### SHORT EXERCISE:
Filter the entries, keeping every line with the word "this".

### A block of data:
↓
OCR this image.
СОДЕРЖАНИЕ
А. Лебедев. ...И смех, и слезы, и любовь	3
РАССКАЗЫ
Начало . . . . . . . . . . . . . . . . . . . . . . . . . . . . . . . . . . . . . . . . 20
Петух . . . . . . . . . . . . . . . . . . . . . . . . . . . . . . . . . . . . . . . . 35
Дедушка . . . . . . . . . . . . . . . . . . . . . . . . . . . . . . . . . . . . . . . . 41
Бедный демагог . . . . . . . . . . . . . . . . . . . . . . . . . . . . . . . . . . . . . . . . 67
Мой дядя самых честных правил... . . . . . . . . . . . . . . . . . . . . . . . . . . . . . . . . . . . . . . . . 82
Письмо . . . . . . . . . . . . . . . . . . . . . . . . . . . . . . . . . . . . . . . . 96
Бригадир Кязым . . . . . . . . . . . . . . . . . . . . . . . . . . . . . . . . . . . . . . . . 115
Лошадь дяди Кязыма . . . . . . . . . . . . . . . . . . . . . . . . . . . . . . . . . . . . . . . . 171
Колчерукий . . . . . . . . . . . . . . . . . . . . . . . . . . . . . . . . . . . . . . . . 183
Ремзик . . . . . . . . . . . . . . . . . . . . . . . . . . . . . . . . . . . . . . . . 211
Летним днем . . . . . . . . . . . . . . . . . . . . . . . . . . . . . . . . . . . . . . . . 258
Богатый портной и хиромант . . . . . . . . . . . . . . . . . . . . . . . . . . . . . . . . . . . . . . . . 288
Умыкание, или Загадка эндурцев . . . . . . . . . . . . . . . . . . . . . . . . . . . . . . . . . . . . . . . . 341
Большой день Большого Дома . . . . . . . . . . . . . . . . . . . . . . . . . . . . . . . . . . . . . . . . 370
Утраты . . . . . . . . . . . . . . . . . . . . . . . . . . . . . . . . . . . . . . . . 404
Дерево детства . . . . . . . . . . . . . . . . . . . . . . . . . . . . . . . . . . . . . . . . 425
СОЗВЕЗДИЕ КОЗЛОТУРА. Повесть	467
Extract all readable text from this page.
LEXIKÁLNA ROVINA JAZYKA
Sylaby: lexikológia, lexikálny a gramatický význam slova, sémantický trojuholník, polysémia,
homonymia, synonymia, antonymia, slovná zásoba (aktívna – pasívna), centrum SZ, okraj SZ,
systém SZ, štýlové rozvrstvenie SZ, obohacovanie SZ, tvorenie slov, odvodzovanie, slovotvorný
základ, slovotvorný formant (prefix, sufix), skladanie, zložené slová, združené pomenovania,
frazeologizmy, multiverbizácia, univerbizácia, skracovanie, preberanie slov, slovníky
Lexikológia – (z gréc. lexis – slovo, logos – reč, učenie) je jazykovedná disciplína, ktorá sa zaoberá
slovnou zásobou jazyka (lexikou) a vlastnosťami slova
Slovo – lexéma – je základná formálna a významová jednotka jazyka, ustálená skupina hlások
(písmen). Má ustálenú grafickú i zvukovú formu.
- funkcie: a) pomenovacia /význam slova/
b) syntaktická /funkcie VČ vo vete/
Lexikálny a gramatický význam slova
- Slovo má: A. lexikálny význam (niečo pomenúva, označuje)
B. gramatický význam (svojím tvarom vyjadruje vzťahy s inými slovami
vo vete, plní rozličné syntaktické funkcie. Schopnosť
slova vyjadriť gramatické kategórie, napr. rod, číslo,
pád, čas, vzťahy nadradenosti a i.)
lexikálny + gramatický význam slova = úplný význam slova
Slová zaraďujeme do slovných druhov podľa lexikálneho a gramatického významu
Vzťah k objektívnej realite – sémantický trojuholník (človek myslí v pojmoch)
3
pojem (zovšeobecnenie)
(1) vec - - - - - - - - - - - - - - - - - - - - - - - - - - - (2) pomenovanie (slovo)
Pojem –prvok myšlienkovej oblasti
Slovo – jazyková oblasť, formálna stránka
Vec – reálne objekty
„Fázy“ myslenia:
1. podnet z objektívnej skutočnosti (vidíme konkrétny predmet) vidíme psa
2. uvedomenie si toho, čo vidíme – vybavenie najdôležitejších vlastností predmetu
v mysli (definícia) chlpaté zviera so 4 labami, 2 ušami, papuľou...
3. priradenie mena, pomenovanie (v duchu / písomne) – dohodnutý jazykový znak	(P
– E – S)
↑
### RIGHT ANSWER:
OCR this image.
Extract all readable text from this page.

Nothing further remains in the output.